**PROBLEM TO WORK ON:**
Give the number of lines holding the string "Machine", and nothing else.

**SUPPLIED MATERIAL:**
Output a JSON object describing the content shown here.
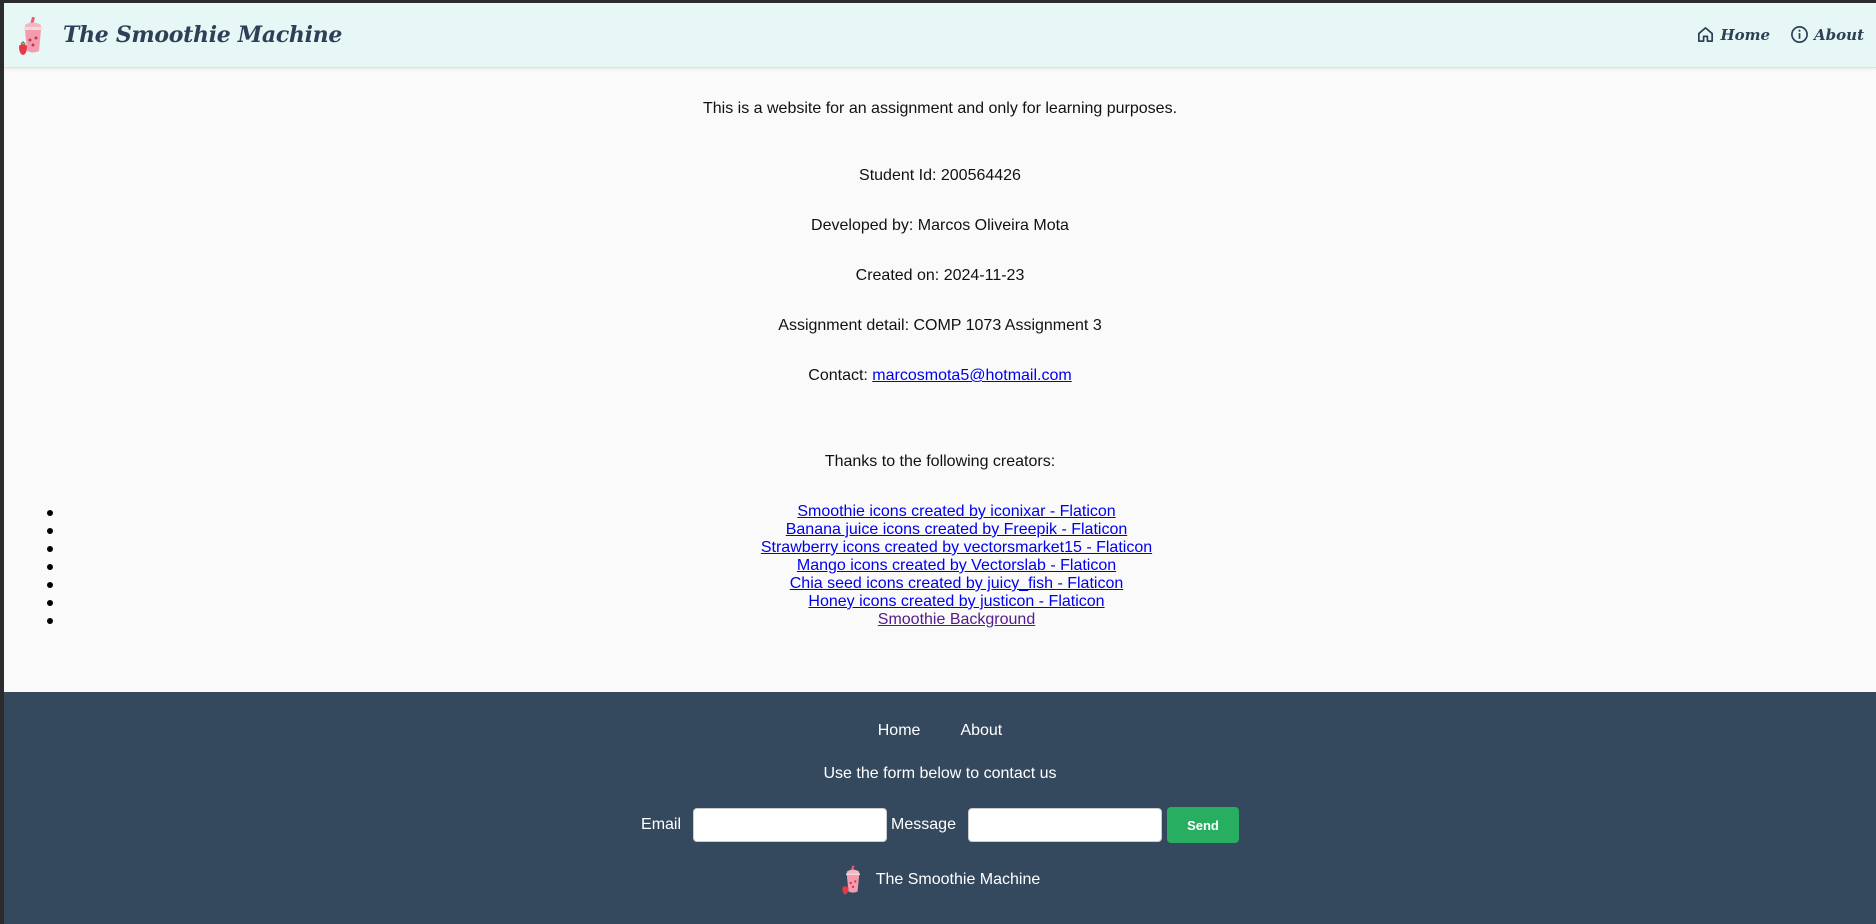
{
  "header": {
    "brand": "The Smoothie Machine",
    "nav": {
      "home": "Home",
      "about": "About"
    }
  },
  "main": {
    "disclaimer": "This is a website for an assignment and only for learning purposes.",
    "student_id": "Student Id: 200564426",
    "developer": "Developed by: Marcos Oliveira Mota",
    "created_on": "Created on: 2024-11-23",
    "assignment": "Assignment detail: COMP 1073 Assignment 3",
    "contact_label": "Contact: ",
    "contact_email": "marcosmota5@hotmail.com",
    "thanks": "Thanks to the following creators:",
    "credits": [
      "Smoothie icons created by iconixar - Flaticon",
      "Banana juice icons created by Freepik - Flaticon",
      "Strawberry icons created by vectorsmarket15 - Flaticon",
      "Mango icons created by Vectorslab - Flaticon",
      "Chia seed icons created by juicy_fish - Flaticon",
      "Honey icons created by justicon - Flaticon",
      "Smoothie Background"
    ]
  },
  "footer": {
    "nav": {
      "home": "Home",
      "about": "About"
    },
    "caption": "Use the form below to contact us",
    "email_label": "Email",
    "email_value": "",
    "message_label": "Message",
    "message_value": "",
    "send_label": "Send",
    "brand": "The Smoothie Machine"
  },
  "colors": {
    "header_bg": "#e6f7f5",
    "brand_text": "#2e4057",
    "footer_bg": "#34495e",
    "send_button": "#27ae60",
    "link": "#0000ee",
    "visited_link": "#551a8b"
  },
  "icons": {
    "logo": "smoothie-cup-icon",
    "home": "home-icon",
    "about": "info-icon"
  }
}
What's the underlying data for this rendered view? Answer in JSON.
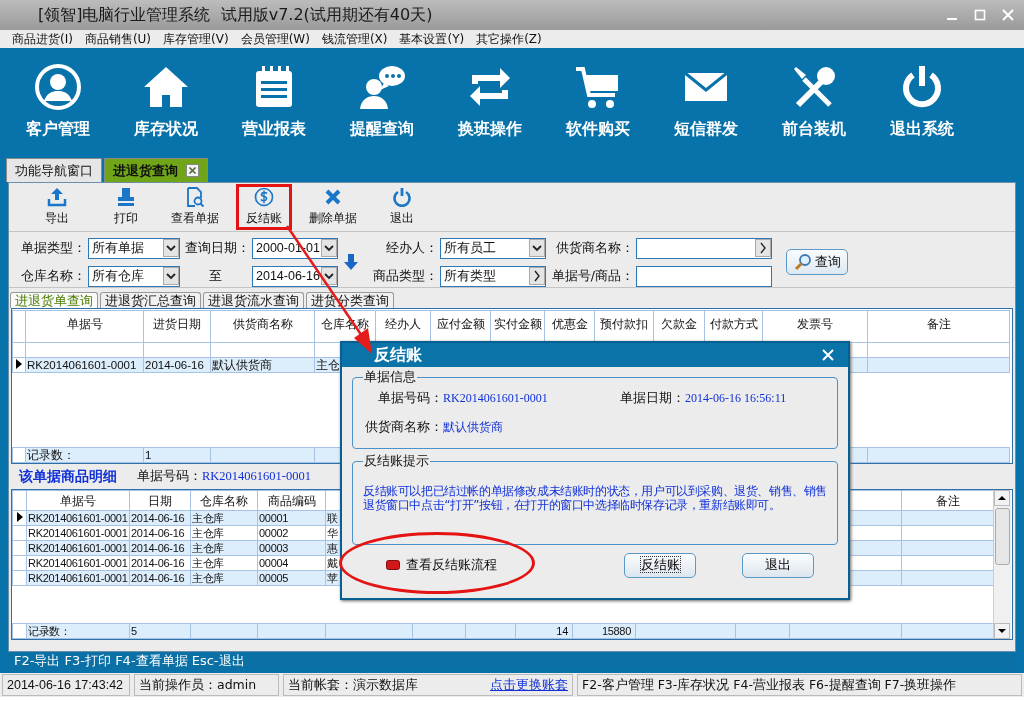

**RESPONSE:**
2